# The task
Without the pictures, repeat the listing character for character.
── Dataset entries
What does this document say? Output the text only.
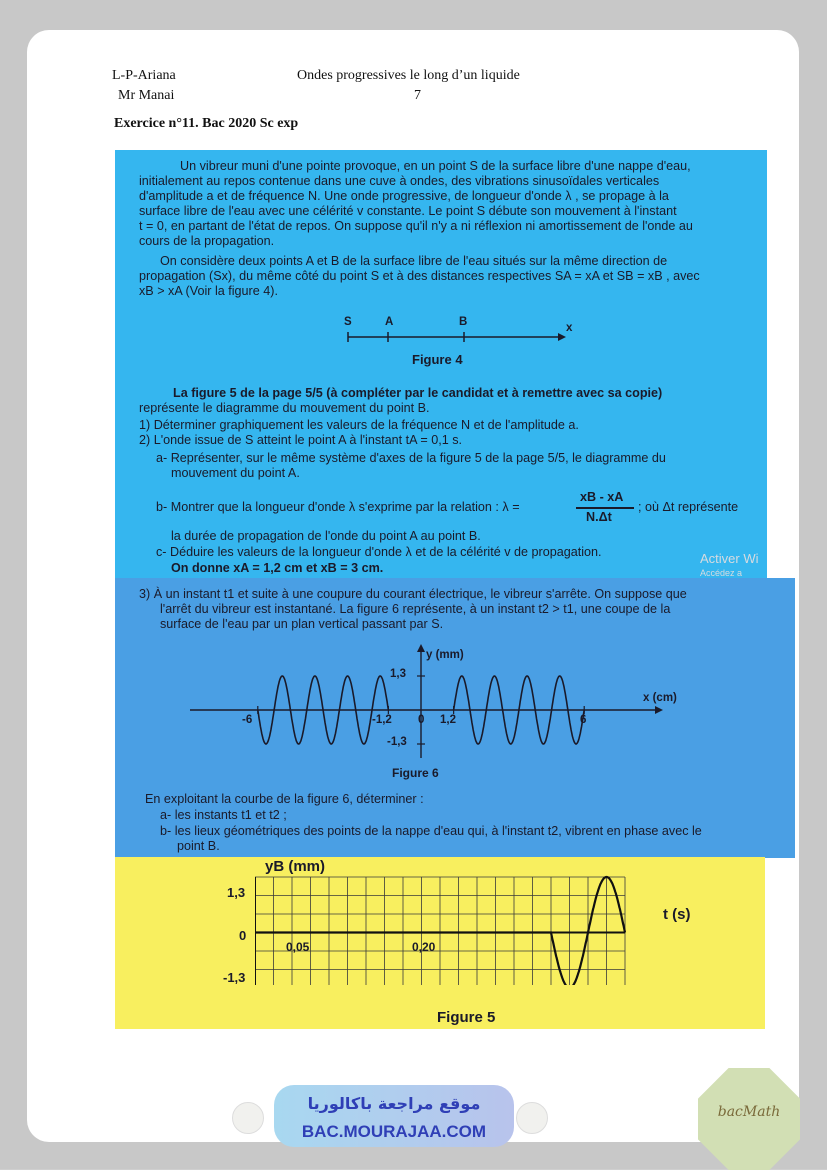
L-P-Ariana
Mr Manai
Ondes progressives le long d’un liquide
7
Exercice n°11. Bac 2020 Sc exp
Un vibreur muni d'une pointe provoque, en un point S de la surface libre d'une nappe d'eau,
initialement au repos contenue dans une cuve à ondes, des vibrations sinusoïdales verticales
d'amplitude a et de fréquence N. Une onde progressive, de longueur d'onde λ , se propage à la
surface libre de l'eau avec une célérité v constante. Le point S débute son mouvement à l'instant
t = 0, en partant de l'état de repos. On suppose qu'il n'y a ni réflexion ni amortissement de l'onde au
cours de la propagation.
On considère deux points A et B de la surface libre de l'eau situés sur la même direction de
propagation (Sx), du même côté du point S et à des distances respectives SA = xA et SB = xB , avec
xB > xA (Voir la figure 4).
S	A	B	x
Figure 4
La figure 5 de la page 5/5 (à compléter par le candidat et à remettre avec sa copie)
représente le diagramme du mouvement du point B.
1) Déterminer graphiquement les valeurs de la fréquence N et de l'amplitude a.
2) L'onde issue de S atteint le point A à l'instant tA = 0,1 s.
a- Représenter, sur le même système d'axes de la figure 5 de la page 5/5, le diagramme du
mouvement du point A.
b- Montrer que la longueur d'onde λ s'exprime par la relation : λ =
xB - xA
N.Δt
; où Δt représente
la durée de propagation de l'onde du point A au point B.
c- Déduire les valeurs de la longueur d'onde λ et de la célérité v de propagation.
On donne xA = 1,2 cm et xB = 3 cm.
Activer Wi
Accédez a
3) À un instant t1 et suite à une coupure du courant électrique, le vibreur s'arrête. On suppose que
l'arrêt du vibreur est instantané. La figure 6 représente, à un instant t2 > t1, une coupe de la
surface de l'eau par un plan vertical passant par S.
y (mm)
x (cm)
1,3
-1,3
-6	-1,2 0 1,2	6
Figure 6
En exploitant la courbe de la figure 6, déterminer :
a- les instants t1 et t2 ;
b- les lieux géométriques des points de la nappe d'eau qui, à l'instant t2, vibrent en phase avec le
point B.
yB (mm)
t (s)
1,3
0
-1,3
0,05	0,20
Figure 5
موقع مراجعة باكالوريا
BAC.MOURAJAA.COM
bacMath
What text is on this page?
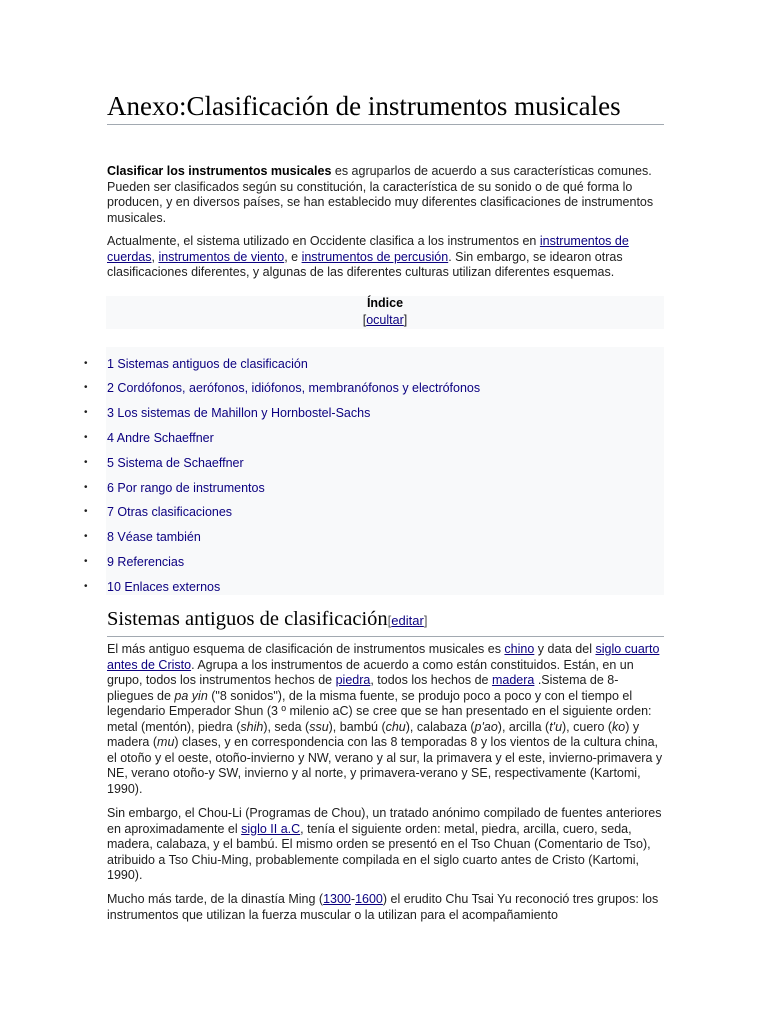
Anexo:Clasificación de instrumentos musicales

Clasificar los instrumentos musicales es agruparlos de acuerdo a sus características comunes. Pueden ser clasificados según su constitución, la característica de su sonido o de qué forma lo producen, y en diversos países, se han establecido muy diferentes clasificaciones de instrumentos musicales.

Actualmente, el sistema utilizado en Occidente clasifica a los instrumentos en instrumentos de cuerdas, instrumentos de viento, e instrumentos de percusión. Sin embargo, se idearon otras clasificaciones diferentes, y algunas de las diferentes culturas utilizan diferentes esquemas.

Índice
[ocultar]
• 1 Sistemas antiguos de clasificación
• 2 Cordófonos, aerófonos, idiófonos, membranófonos y electrófonos
• 3 Los sistemas de Mahillon y Hornbostel-Sachs
• 4 Andre Schaeffner
• 5 Sistema de Schaeffner
• 6 Por rango de instrumentos
• 7 Otras clasificaciones
• 8 Véase también
• 9 Referencias
• 10 Enlaces externos
Sistemas antiguos de clasificación[editar]

El más antiguo esquema de clasificación de instrumentos musicales es chino y data del siglo cuarto antes de Cristo. Agrupa a los instrumentos de acuerdo a como están constituidos. Están, en un grupo, todos los instrumentos hechos de piedra, todos los hechos de madera .Sistema de 8-pliegues de pa yin ("8 sonidos"), de la misma fuente, se produjo poco a poco y con el tiempo el legendario Emperador Shun (3 º milenio aC) se cree que se han presentado en el siguiente orden: metal (mentón), piedra (shih), seda (ssu), bambú (chu), calabaza (p'ao), arcilla (t'u), cuero (ko) y madera (mu) clases, y en correspondencia con las 8 temporadas 8 y los vientos de la cultura china, el otoño y el oeste, otoño-invierno y NW, verano y al sur, la primavera y el este, invierno-primavera y NE, verano otoño-y SW, invierno y al norte, y primavera-verano y SE, respectivamente (Kartomi, 1990).

Sin embargo, el Chou-Li (Programas de Chou), un tratado anónimo compilado de fuentes anteriores en aproximadamente el siglo II a.C, tenía el siguiente orden: metal, piedra, arcilla, cuero, seda, madera, calabaza, y el bambú. El mismo orden se presentó en el Tso Chuan (Comentario de Tso), atribuido a Tso Chiu-Ming, probablemente compilada en el siglo cuarto antes de Cristo (Kartomi, 1990).

Mucho más tarde, de la dinastía Ming (1300-1600) el erudito Chu Tsai Yu reconoció tres grupos: los instrumentos que utilizan la fuerza muscular o la utilizan para el acompañamiento
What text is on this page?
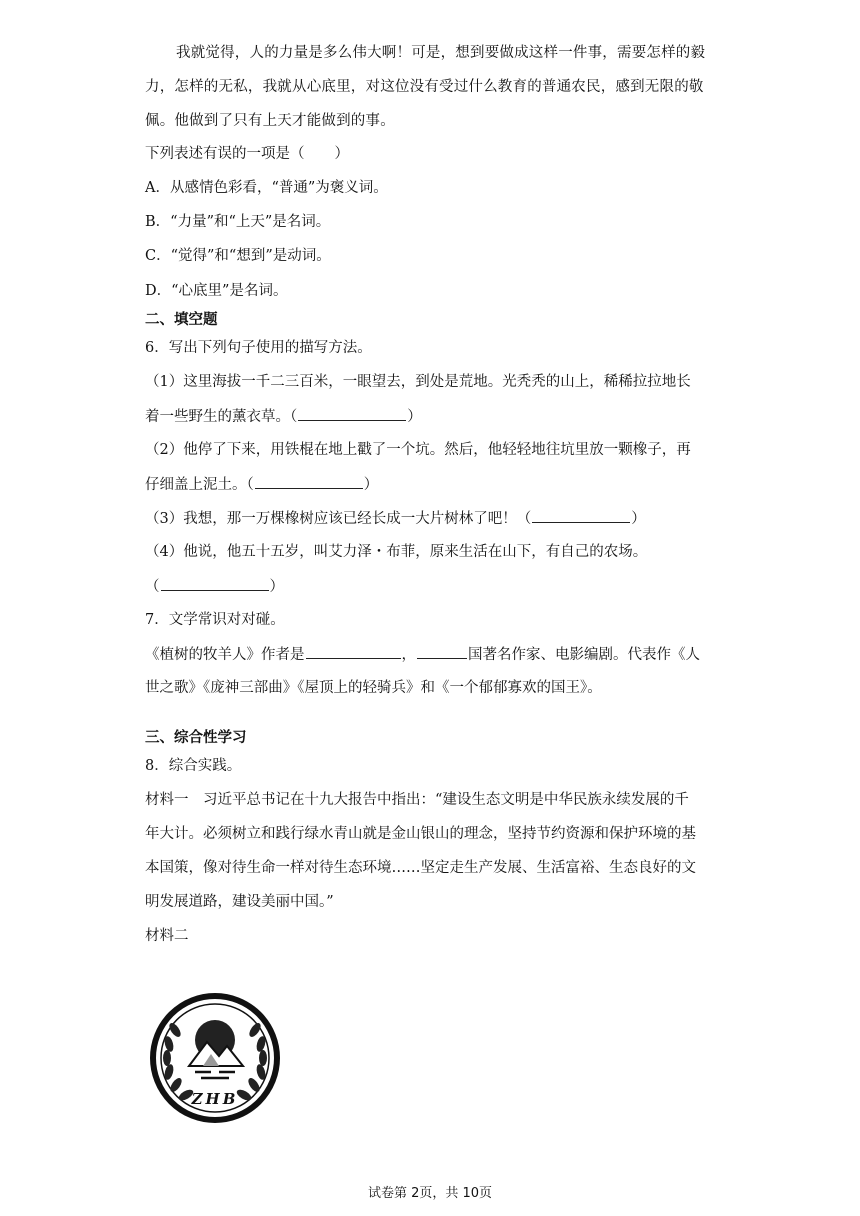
我就觉得，人的力量是多么伟大啊！可是，想到要做成这样一件事，需要怎样的毅
力，怎样的无私，我就从心底里，对这位没有受过什么教育的普通农民，感到无限的敬
佩。他做到了只有上天才能做到的事。
下列表述有误的一项是（ ）
A．从感情色彩看，“普通”为褒义词。
B．“力量”和“上天”是名词。
C．“觉得”和“想到”是动词。
D．“心底里”是名词。
二、填空题
6．写出下列句子使用的描写方法。
（1）这里海拔一千二三百米，一眼望去，到处是荒地。光秃秃的山上，稀稀拉拉地长
着一些野生的薰衣草。（	）
（2）他停了下来，用铁棍在地上戳了一个坑。然后，他轻轻地往坑里放一颗橡子，再
仔细盖上泥土。（	）
（3）我想，那一万棵橡树应该已经长成一大片树林了吧！（	）
（4）他说，他五十五岁，叫艾力泽・布菲，原来生活在山下，有自己的农场。
（	）
7．文学常识对对碰。
《植树的牧羊人》作者是	，	国著名作家、电影编剧。代表作《人
世之歌》《庞神三部曲》《屋顶上的轻骑兵》和《一个郁郁寡欢的国王》。
三、综合性学习
8．综合实践。
材料一　习近平总书记在十九大报告中指出：“建设生态文明是中华民族永续发展的千
年大计。必须树立和践行绿水青山就是金山银山的理念，坚持节约资源和保护环境的基
本国策，像对待生命一样对待生态环境……坚定走生产发展、生活富裕、生态良好的文
明发展道路，建设美丽中国。”
材料二
ZHB
试卷第 2页，共 10页
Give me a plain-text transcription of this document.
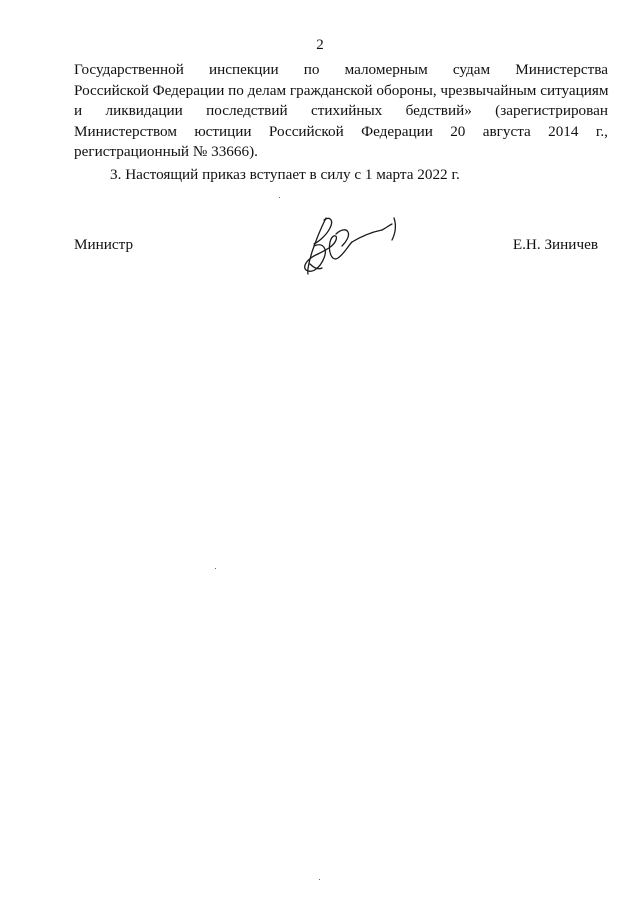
2
Государственной инспекции по маломерным судам Министерства
Российской Федерации по делам гражданской обороны, чрезвычайным ситуациям
и ликвидации последствий стихийных бедствий» (зарегистрирован
Министерством юстиции Российской Федерации 20 августа 2014 г.,
регистрационный № 33666).
3. Настоящий приказ вступает в силу с 1 марта 2022 г.
Министр	Е.Н. Зиничев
────
# Response to this task
What does this document say? Output the text only.
L-P-Ariana
Mr Manai
Ondes progressives le long d’un liquide
7
Exercice n°11. Bac 2020 Sc exp
Un vibreur muni d'une pointe provoque, en un point S de la surface libre d'une nappe d'eau,
initialement au repos contenue dans une cuve à ondes, des vibrations sinusoïdales verticales
d'amplitude a et de fréquence N. Une onde progressive, de longueur d'onde λ , se propage à la
surface libre de l'eau avec une célérité v constante. Le point S débute son mouvement à l'instant
t = 0, en partant de l'état de repos. On suppose qu'il n'y a ni réflexion ni amortissement de l'onde au
cours de la propagation.
On considère deux points A et B de la surface libre de l'eau situés sur la même direction de
propagation (Sx), du même côté du point S et à des distances respectives SA = xA et SB = xB , avec
xB > xA (Voir la figure 4).
S	A	B	x
Figure 4
La figure 5 de la page 5/5 (à compléter par le candidat et à remettre avec sa copie)
représente le diagramme du mouvement du point B.
1) Déterminer graphiquement les valeurs de la fréquence N et de l'amplitude a.
2) L'onde issue de S atteint le point A à l'instant tA = 0,1 s.
a- Représenter, sur le même système d'axes de la figure 5 de la page 5/5, le diagramme du
mouvement du point A.
b- Montrer que la longueur d'onde λ s'exprime par la relation : λ =
xB - xA
N.Δt
; où Δt représente
la durée de propagation de l'onde du point A au point B.
c- Déduire les valeurs de la longueur d'onde λ et de la célérité v de propagation.
On donne xA = 1,2 cm et xB = 3 cm.
Activer Wi
Accédez a
3) À un instant t1 et suite à une coupure du courant électrique, le vibreur s'arrête. On suppose que
l'arrêt du vibreur est instantané. La figure 6 représente, à un instant t2 > t1, une coupe de la
surface de l'eau par un plan vertical passant par S.
y (mm)
x (cm)
1,3
-1,3
-6	-1,2 0 1,2	6
Figure 6
En exploitant la courbe de la figure 6, déterminer :
a- les instants t1 et t2 ;
b- les lieux géométriques des points de la nappe d'eau qui, à l'instant t2, vibrent en phase avec le
point B.
yB (mm)
t (s)
1,3
0
-1,3
0,05	0,20
Figure 5
موقع مراجعة باكالوريا
BAC.MOURAJAA.COM
bacMath
What text is on this page?
Anexo:Clasificación de instrumentos musicales

Clasificar los instrumentos musicales es agruparlos de acuerdo a sus características comunes. Pueden ser clasificados según su constitución, la característica de su sonido o de qué forma lo producen, y en diversos países, se han establecido muy diferentes clasificaciones de instrumentos musicales.

Actualmente, el sistema utilizado en Occidente clasifica a los instrumentos en instrumentos de cuerdas, instrumentos de viento, e instrumentos de percusión. Sin embargo, se idearon otras clasificaciones diferentes, y algunas de las diferentes culturas utilizan diferentes esquemas.

Índice
[ocultar]
• 1 Sistemas antiguos de clasificación
• 2 Cordófonos, aerófonos, idiófonos, membranófonos y electrófonos
• 3 Los sistemas de Mahillon y Hornbostel-Sachs
• 4 Andre Schaeffner
• 5 Sistema de Schaeffner
• 6 Por rango de instrumentos
• 7 Otras clasificaciones
• 8 Véase también
• 9 Referencias
• 10 Enlaces externos
Sistemas antiguos de clasificación[editar]

El más antiguo esquema de clasificación de instrumentos musicales es chino y data del siglo cuarto antes de Cristo. Agrupa a los instrumentos de acuerdo a como están constituidos. Están, en un grupo, todos los instrumentos hechos de piedra, todos los hechos de madera .Sistema de 8-pliegues de pa yin ("8 sonidos"), de la misma fuente, se produjo poco a poco y con el tiempo el legendario Emperador Shun (3 º milenio aC) se cree que se han presentado en el siguiente orden: metal (mentón), piedra (shih), seda (ssu), bambú (chu), calabaza (p'ao), arcilla (t'u), cuero (ko) y madera (mu) clases, y en correspondencia con las 8 temporadas 8 y los vientos de la cultura china, el otoño y el oeste, otoño-invierno y NW, verano y al sur, la primavera y el este, invierno-primavera y NE, verano otoño-y SW, invierno y al norte, y primavera-verano y SE, respectivamente (Kartomi, 1990).

Sin embargo, el Chou-Li (Programas de Chou), un tratado anónimo compilado de fuentes anteriores en aproximadamente el siglo II a.C, tenía el siguiente orden: metal, piedra, arcilla, cuero, seda, madera, calabaza, y el bambú. El mismo orden se presentó en el Tso Chuan (Comentario de Tso), atribuido a Tso Chiu-Ming, probablemente compilada en el siglo cuarto antes de Cristo (Kartomi, 1990).

Mucho más tarde, de la dinastía Ming (1300-1600) el erudito Chu Tsai Yu reconoció tres grupos: los instrumentos que utilizan la fuerza muscular o la utilizan para el acompañamiento
What text is on this page?
我就觉得，人的力量是多么伟大啊！可是，想到要做成这样一件事，需要怎样的毅
力，怎样的无私，我就从心底里，对这位没有受过什么教育的普通农民，感到无限的敬
佩。他做到了只有上天才能做到的事。
下列表述有误的一项是（ ）
A．从感情色彩看，“普通”为褒义词。
B．“力量”和“上天”是名词。
C．“觉得”和“想到”是动词。
D．“心底里”是名词。
二、填空题
6．写出下列句子使用的描写方法。
（1）这里海拔一千二三百米，一眼望去，到处是荒地。光秃秃的山上，稀稀拉拉地长
着一些野生的薰衣草。（	）
（2）他停了下来，用铁棍在地上戳了一个坑。然后，他轻轻地往坑里放一颗橡子，再
仔细盖上泥土。（	）
（3）我想，那一万棵橡树应该已经长成一大片树林了吧！（	）
（4）他说，他五十五岁，叫艾力泽・布菲，原来生活在山下，有自己的农场。
（	）
7．文学常识对对碰。
《植树的牧羊人》作者是	，	国著名作家、电影编剧。代表作《人
世之歌》《庞神三部曲》《屋顶上的轻骑兵》和《一个郁郁寡欢的国王》。
三、综合性学习
8．综合实践。
材料一　习近平总书记在十九大报告中指出：“建设生态文明是中华民族永续发展的千
年大计。必须树立和践行绿水青山就是金山银山的理念，坚持节约资源和保护环境的基
本国策，像对待生命一样对待生态环境……坚定走生产发展、生活富裕、生态良好的文
明发展道路，建设美丽中国。”
材料二
ZHB
试卷第 2页，共 10页
Give me a plain-text transcription of this document.
2
Государственной инспекции по маломерным судам Министерства
Российской Федерации по делам гражданской обороны, чрезвычайным ситуациям
и ликвидации последствий стихийных бедствий» (зарегистрирован
Министерством юстиции Российской Федерации 20 августа 2014 г.,
регистрационный № 33666).
3. Настоящий приказ вступает в силу с 1 марта 2022 г.
Министр	Е.Н. Зиничев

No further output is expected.